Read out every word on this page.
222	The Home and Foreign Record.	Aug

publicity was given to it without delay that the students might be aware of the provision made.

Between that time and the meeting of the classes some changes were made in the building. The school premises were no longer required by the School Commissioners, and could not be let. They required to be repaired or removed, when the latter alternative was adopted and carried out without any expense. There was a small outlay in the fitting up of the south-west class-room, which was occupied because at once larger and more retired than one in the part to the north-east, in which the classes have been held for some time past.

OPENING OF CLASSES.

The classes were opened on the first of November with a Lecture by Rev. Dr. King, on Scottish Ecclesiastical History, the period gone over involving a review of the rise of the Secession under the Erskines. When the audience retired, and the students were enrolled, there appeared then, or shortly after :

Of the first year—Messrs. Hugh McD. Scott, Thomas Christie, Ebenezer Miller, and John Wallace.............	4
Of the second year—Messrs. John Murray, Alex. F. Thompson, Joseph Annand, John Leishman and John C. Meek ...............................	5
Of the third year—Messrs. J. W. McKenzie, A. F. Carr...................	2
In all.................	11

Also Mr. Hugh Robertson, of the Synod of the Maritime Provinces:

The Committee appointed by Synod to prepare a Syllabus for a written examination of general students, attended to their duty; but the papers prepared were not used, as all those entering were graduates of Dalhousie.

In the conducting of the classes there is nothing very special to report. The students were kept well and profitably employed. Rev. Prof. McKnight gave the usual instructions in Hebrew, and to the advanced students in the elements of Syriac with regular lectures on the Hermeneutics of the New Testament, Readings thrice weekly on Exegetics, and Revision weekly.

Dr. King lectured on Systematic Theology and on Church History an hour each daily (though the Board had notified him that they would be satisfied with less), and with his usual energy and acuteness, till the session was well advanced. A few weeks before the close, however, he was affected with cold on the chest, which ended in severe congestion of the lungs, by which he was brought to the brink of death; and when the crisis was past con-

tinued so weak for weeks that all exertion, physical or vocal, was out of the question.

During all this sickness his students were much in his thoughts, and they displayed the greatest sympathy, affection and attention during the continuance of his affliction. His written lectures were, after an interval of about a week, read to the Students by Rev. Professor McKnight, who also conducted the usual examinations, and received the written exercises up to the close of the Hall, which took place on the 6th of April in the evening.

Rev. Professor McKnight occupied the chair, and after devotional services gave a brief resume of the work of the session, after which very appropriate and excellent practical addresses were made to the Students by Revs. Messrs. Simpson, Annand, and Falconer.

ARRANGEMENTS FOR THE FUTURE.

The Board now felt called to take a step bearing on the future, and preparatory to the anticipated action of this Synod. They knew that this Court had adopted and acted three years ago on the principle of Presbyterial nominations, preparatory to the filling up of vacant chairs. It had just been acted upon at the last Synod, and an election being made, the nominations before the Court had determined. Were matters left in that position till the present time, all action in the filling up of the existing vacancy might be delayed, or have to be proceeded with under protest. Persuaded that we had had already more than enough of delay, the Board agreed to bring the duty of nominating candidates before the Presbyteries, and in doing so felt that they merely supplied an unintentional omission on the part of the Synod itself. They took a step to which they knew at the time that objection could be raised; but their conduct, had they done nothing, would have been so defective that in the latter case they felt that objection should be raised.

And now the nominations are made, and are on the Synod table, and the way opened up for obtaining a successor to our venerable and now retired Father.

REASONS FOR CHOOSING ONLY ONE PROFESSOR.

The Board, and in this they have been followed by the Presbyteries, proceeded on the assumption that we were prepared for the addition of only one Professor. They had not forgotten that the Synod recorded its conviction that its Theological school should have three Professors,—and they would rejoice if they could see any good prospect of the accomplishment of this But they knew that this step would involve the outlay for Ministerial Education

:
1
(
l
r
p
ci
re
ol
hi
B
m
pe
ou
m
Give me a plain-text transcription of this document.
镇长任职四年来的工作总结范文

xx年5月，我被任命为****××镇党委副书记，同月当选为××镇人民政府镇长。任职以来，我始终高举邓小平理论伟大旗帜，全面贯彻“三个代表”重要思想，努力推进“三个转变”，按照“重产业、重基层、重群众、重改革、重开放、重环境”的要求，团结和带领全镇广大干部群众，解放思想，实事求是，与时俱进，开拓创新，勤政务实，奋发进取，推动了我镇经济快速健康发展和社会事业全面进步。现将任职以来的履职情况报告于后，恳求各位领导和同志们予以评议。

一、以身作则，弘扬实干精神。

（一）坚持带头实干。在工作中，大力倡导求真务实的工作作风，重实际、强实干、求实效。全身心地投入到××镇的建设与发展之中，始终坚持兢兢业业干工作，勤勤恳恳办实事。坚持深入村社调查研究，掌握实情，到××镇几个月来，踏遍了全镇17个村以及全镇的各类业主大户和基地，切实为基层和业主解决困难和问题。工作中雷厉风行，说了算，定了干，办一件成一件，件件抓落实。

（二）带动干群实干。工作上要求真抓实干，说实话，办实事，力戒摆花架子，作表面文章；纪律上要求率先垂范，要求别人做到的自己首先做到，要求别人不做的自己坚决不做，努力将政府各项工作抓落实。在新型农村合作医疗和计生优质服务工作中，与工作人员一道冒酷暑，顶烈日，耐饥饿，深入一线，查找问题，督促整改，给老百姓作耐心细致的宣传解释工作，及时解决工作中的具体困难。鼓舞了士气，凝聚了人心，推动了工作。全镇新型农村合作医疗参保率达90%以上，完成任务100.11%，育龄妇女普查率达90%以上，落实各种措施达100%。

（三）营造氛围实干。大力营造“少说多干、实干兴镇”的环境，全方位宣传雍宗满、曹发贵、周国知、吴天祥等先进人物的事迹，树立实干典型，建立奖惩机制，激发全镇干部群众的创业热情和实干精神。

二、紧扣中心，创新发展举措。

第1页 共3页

- Challenge
Return only the number of lines in the entries that contain the string "Hugh".

- Answer to the exercise
2